Hasan Karakaya

Hasan Karakaya

'Danıştay’ın Türk Milleti' hangi galakside yaşıyor?

'Danıştay’ın Türk Milleti' hangi galakside yaşıyor?

Hani, "mahalle baskısı" diyorlar ya... Hani, "başörtüsünün üniversitelerde serbest bırakılması pek önemli değil ama; Hukuk mezunu başörtülü ileride savcı veya hakim olursa, başı açıklar aleyhinde karar verir" paranoyasını ileri sürüyorlar ya; bunun "mefhum-u muhalifi"ni, yani "tersini" hiç düşünmüyorlar... Oysa, "aklı ve mantığı" olan bir insan şöyle düşünür: "Yargı kürsüsündeki bayan başörtülü ise ve başı açıklar aleyhinde karar verebileceği iddia ediliyorsa, aynı iddia başı açık hakimler ve savcılar için de geçerlidir... Pekalâ, onlar da başörtülü bir sanık aleyhinde karar verebilirler!.."
öyle değil midir?..
Böyle karar vermezler mi?..
BU KAFAYA GüVEN DUYULUR MU?
İşte, en son örneği...
Danıştay Başsavcısı Tansel çölaşan'ın sarfettiği son sözler, "başı açık hakim ve savcılar"a ne kadar "güven" duyulabileceğini ortaya koymuştur...
Ya da, "ne kadar güven duyulmayacağını!"

→ Verilen Bilgiler
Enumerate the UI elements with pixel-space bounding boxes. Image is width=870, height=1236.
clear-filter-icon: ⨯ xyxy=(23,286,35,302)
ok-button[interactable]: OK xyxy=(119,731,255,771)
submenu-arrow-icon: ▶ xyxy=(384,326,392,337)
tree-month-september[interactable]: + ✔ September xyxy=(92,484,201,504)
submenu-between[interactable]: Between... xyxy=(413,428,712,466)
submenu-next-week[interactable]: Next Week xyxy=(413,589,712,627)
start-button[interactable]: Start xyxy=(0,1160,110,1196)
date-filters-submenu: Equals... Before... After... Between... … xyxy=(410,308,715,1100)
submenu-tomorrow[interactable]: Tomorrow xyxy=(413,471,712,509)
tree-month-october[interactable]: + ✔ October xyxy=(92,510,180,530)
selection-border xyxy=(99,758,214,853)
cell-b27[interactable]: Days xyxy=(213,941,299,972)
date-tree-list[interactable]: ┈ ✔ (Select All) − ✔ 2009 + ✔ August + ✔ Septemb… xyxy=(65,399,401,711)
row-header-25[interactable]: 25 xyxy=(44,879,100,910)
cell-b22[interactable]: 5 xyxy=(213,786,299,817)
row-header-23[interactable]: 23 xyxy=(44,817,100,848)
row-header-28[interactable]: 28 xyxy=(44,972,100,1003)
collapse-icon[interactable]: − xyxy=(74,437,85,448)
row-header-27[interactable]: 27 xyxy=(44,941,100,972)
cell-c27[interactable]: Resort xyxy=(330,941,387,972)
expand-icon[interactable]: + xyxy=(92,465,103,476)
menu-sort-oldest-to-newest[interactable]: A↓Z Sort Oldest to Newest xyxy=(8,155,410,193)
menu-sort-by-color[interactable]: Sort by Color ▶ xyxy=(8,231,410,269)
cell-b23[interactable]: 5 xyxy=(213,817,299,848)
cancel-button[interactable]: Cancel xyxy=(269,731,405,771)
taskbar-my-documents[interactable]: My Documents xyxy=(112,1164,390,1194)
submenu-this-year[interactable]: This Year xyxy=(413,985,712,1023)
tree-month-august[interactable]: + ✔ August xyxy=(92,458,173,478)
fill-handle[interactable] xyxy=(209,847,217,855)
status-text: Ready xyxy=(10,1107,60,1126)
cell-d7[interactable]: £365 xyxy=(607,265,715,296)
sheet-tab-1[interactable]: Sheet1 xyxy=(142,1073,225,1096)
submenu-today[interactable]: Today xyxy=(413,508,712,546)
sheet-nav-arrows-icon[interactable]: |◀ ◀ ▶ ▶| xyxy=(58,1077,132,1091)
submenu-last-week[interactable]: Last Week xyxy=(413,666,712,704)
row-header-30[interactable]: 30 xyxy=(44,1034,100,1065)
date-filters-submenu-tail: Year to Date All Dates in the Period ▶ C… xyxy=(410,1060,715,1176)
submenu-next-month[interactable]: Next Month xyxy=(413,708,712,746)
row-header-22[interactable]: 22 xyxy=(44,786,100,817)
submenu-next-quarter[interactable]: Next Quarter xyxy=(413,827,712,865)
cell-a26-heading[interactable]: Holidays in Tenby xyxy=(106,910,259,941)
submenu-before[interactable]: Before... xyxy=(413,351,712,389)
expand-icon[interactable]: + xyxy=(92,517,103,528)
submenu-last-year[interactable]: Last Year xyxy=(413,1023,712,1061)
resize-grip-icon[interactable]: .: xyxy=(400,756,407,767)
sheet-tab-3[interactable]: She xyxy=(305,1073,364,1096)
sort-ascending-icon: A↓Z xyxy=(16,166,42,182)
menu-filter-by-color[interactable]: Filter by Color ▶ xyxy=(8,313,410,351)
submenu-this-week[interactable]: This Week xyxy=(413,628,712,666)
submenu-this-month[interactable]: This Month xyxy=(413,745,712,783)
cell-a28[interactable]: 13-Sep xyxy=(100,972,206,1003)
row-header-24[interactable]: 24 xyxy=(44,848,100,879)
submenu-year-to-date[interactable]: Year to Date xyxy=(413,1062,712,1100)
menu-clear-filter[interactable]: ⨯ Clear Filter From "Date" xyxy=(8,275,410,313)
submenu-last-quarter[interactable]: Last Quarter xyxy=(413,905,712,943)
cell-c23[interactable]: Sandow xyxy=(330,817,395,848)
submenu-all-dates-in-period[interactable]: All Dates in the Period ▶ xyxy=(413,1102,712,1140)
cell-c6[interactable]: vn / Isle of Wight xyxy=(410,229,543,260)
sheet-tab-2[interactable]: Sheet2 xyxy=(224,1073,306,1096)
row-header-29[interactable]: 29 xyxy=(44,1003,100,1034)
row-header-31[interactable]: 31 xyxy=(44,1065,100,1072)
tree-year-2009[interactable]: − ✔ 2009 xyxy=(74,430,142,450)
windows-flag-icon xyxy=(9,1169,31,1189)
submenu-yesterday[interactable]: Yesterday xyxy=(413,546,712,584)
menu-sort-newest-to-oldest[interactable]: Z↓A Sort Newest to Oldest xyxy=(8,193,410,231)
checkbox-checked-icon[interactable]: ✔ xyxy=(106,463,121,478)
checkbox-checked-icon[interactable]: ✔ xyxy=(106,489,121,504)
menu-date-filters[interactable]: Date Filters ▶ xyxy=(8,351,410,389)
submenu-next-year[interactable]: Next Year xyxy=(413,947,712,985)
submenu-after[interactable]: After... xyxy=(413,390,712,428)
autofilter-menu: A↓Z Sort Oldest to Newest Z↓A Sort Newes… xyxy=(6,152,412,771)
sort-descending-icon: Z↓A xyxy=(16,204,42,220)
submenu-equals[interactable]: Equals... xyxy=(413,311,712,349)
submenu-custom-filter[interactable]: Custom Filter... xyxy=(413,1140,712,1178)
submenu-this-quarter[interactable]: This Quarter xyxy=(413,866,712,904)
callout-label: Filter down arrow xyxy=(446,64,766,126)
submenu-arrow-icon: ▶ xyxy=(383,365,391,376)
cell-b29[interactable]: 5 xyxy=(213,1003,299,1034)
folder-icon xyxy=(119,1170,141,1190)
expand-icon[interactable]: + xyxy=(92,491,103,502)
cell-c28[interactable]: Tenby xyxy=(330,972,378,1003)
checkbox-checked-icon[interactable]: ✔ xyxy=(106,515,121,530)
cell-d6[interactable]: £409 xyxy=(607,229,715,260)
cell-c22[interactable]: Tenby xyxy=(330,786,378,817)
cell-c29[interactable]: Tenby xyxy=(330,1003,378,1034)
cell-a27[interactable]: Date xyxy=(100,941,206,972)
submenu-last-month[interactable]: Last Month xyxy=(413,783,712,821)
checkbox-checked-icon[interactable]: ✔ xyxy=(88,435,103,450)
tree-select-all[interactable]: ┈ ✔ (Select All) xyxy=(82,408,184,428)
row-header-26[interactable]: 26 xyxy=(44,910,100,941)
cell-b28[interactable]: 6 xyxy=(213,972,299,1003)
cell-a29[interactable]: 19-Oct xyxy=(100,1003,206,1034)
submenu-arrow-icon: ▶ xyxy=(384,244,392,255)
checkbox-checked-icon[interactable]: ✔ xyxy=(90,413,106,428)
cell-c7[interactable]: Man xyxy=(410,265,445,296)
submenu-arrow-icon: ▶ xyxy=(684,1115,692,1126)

→ Yazılı Soru 1
Verilen metinde "Böyle karar vermezler" ile "duyulabileceğini ortaya koymuştur..." arasındaki bölümü, bu iki ifade de dahil olmak üzere aynen tekrar yazın.
→ Yazılı Soru 2
Verilen metne göre şu soruları cevaplayın:
(a) Danıştay Başsavcısının adı nedir?
(b) Başörtülü bir hukuk mezunu savcı veya hakim olursa ne yapacağı ileri sürülüyor?
(c) "Mefhum-u muhalifi" ifadesi hangi kelimeyle açıklanıyor?
Kayıtlara burada ihtiyaç yoktur.

→ Alıştırma Çözümü 1
Böyle karar vermezler mi?..
BU KAFAYA GüVEN DUYULUR MU?
İşte, en son örneği...
Danıştay Başsavcısı Tansel çölaşan'ın sarfettiği son sözler, "başı açık hakim ve savcılar"a ne kadar "güven" duyulabileceğini ortaya koymuştur...

→ Alıştırma Çözümü 2
(a) Tansel Çölaşan
(b) Başı açıklar aleyhinde karar vereceği ileri sürülüyor.
(c) "Tersini"